--- BEGIN ---
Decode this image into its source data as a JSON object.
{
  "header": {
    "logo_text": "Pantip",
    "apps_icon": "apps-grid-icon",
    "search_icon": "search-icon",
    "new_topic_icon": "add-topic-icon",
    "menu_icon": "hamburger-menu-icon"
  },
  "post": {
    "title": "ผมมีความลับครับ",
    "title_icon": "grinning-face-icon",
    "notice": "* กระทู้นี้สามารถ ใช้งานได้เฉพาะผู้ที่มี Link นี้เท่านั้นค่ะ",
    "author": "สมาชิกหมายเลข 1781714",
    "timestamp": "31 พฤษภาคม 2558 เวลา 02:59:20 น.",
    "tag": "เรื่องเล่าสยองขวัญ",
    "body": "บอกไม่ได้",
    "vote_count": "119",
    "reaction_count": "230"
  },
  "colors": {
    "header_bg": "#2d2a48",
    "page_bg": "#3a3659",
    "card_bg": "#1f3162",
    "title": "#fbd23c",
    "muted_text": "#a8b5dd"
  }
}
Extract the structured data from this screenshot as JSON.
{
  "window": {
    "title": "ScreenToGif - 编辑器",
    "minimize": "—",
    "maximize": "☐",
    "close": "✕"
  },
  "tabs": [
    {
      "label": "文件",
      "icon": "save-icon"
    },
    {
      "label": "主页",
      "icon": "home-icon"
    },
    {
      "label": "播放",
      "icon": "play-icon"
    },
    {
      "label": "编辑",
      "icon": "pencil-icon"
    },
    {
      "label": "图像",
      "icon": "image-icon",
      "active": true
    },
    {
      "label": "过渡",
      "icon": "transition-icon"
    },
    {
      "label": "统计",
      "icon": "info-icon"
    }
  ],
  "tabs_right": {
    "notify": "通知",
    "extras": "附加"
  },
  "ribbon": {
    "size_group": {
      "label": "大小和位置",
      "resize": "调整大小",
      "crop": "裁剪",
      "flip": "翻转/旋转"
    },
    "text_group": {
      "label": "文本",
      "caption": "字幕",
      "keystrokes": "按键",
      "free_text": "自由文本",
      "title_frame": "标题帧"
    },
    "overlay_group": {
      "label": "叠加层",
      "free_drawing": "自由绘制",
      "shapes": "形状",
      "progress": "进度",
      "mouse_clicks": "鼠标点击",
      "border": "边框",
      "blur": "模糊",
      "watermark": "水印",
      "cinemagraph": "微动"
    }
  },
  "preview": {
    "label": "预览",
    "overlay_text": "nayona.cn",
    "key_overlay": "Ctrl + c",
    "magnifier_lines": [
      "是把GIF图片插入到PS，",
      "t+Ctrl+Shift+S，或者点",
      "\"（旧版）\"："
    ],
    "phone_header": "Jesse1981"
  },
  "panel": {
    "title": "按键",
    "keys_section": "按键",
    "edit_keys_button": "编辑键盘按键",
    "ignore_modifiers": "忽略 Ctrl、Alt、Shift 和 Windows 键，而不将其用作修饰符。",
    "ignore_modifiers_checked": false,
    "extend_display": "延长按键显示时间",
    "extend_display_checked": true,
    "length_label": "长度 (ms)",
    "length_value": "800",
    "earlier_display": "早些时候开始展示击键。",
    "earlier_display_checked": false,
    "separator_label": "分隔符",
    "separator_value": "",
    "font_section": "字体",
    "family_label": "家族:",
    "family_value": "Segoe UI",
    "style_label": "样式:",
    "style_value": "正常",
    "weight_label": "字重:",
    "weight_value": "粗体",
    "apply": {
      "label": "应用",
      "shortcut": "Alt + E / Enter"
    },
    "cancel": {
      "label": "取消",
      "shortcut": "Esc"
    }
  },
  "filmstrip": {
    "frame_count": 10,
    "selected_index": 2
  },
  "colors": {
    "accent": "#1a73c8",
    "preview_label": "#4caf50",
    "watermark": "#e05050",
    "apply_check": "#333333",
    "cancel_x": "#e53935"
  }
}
--- END ---
Search the records above for "image". Copy each line where it is found.

● **REPLY TO THE EXERCISE**:
Decode this image into its source data as a JSON object.
      "icon": "image-icon",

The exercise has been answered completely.